- To be done
Write out all the rows again, renaming every occurrence of "shortcut-arrow-icon" to "shortcut-overlay-icon" and leaving everything else as it is.

===============

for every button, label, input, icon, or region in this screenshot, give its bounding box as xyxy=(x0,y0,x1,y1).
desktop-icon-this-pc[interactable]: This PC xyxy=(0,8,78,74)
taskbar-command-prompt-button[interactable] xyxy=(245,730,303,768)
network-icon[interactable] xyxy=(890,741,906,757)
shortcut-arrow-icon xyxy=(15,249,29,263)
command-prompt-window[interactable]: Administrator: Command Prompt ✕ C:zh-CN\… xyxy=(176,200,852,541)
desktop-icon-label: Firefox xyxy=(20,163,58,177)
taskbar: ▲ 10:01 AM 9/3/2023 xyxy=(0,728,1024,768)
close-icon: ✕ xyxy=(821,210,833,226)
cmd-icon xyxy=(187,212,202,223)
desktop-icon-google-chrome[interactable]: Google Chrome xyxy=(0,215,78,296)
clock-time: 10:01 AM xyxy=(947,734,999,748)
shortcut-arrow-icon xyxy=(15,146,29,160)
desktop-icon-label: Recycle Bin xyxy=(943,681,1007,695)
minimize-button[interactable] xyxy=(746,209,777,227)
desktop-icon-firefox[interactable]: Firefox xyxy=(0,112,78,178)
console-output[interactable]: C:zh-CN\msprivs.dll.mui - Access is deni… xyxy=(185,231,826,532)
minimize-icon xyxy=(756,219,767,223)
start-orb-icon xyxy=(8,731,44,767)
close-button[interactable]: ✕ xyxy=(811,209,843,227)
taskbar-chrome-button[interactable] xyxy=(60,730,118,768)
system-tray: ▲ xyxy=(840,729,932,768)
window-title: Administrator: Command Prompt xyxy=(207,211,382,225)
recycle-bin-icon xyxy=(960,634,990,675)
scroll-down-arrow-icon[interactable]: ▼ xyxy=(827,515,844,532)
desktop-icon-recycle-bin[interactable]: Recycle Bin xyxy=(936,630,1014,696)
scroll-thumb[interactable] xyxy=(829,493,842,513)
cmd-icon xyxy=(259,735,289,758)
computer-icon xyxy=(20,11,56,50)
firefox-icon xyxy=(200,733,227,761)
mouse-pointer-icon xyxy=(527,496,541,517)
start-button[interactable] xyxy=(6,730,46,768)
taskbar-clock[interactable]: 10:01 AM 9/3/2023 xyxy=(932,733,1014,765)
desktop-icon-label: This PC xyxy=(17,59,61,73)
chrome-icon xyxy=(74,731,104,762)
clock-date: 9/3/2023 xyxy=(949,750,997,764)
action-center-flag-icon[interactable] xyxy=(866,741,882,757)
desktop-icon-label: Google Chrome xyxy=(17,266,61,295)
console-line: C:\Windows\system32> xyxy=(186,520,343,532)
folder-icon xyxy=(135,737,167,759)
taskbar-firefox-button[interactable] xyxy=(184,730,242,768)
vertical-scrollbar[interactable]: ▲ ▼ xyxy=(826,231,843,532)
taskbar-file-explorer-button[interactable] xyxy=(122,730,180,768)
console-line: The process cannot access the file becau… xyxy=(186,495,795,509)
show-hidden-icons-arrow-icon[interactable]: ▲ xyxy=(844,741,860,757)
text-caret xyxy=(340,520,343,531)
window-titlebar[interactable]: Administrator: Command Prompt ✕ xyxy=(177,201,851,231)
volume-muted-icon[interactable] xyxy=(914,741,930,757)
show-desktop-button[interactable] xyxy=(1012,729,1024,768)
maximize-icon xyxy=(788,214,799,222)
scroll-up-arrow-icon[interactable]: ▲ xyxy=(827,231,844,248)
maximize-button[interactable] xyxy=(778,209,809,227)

===============

- Response
for every button, label, input, icon, or region in this screenshot, give its bounding box as xyxy=(x0,y0,x1,y1).
desktop-icon-this-pc[interactable]: This PC xyxy=(0,8,78,74)
taskbar-command-prompt-button[interactable] xyxy=(245,730,303,768)
network-icon[interactable] xyxy=(890,741,906,757)
shortcut-overlay-icon xyxy=(15,249,29,263)
command-prompt-window[interactable]: Administrator: Command Prompt ✕ C:zh-CN\… xyxy=(176,200,852,541)
desktop-icon-label: Firefox xyxy=(20,163,58,177)
taskbar: ▲ 10:01 AM 9/3/2023 xyxy=(0,728,1024,768)
close-icon: ✕ xyxy=(821,210,833,226)
cmd-icon xyxy=(187,212,202,223)
desktop-icon-google-chrome[interactable]: Google Chrome xyxy=(0,215,78,296)
clock-time: 10:01 AM xyxy=(947,734,999,748)
shortcut-overlay-icon xyxy=(15,146,29,160)
desktop-icon-label: Recycle Bin xyxy=(943,681,1007,695)
minimize-button[interactable] xyxy=(746,209,777,227)
desktop-icon-firefox[interactable]: Firefox xyxy=(0,112,78,178)
console-output[interactable]: C:zh-CN\msprivs.dll.mui - Access is deni… xyxy=(185,231,826,532)
minimize-icon xyxy=(756,219,767,223)
start-orb-icon xyxy=(8,731,44,767)
close-button[interactable]: ✕ xyxy=(811,209,843,227)
taskbar-chrome-button[interactable] xyxy=(60,730,118,768)
system-tray: ▲ xyxy=(840,729,932,768)
window-title: Administrator: Command Prompt xyxy=(207,211,382,225)
recycle-bin-icon xyxy=(960,634,990,675)
scroll-down-arrow-icon[interactable]: ▼ xyxy=(827,515,844,532)
desktop-icon-recycle-bin[interactable]: Recycle Bin xyxy=(936,630,1014,696)
scroll-thumb[interactable] xyxy=(829,493,842,513)
cmd-icon xyxy=(259,735,289,758)
computer-icon xyxy=(20,11,56,50)
firefox-icon xyxy=(200,733,227,761)
mouse-pointer-icon xyxy=(527,496,541,517)
start-button[interactable] xyxy=(6,730,46,768)
taskbar-clock[interactable]: 10:01 AM 9/3/2023 xyxy=(932,733,1014,765)
desktop-icon-label: This PC xyxy=(17,59,61,73)
chrome-icon xyxy=(74,731,104,762)
clock-date: 9/3/2023 xyxy=(949,750,997,764)
action-center-flag-icon[interactable] xyxy=(866,741,882,757)
desktop-icon-label: Google Chrome xyxy=(17,266,61,295)
console-line: C:\Windows\system32> xyxy=(186,520,343,532)
folder-icon xyxy=(135,737,167,759)
taskbar-firefox-button[interactable] xyxy=(184,730,242,768)
vertical-scrollbar[interactable]: ▲ ▼ xyxy=(826,231,843,532)
taskbar-file-explorer-button[interactable] xyxy=(122,730,180,768)
console-line: The process cannot access the file becau… xyxy=(186,495,795,509)
show-hidden-icons-arrow-icon[interactable]: ▲ xyxy=(844,741,860,757)
text-caret xyxy=(340,520,343,531)
window-titlebar[interactable]: Administrator: Command Prompt ✕ xyxy=(177,201,851,231)
volume-muted-icon[interactable] xyxy=(914,741,930,757)
show-desktop-button[interactable] xyxy=(1012,729,1024,768)
maximize-icon xyxy=(788,214,799,222)
scroll-up-arrow-icon[interactable]: ▲ xyxy=(827,231,844,248)
maximize-button[interactable] xyxy=(778,209,809,227)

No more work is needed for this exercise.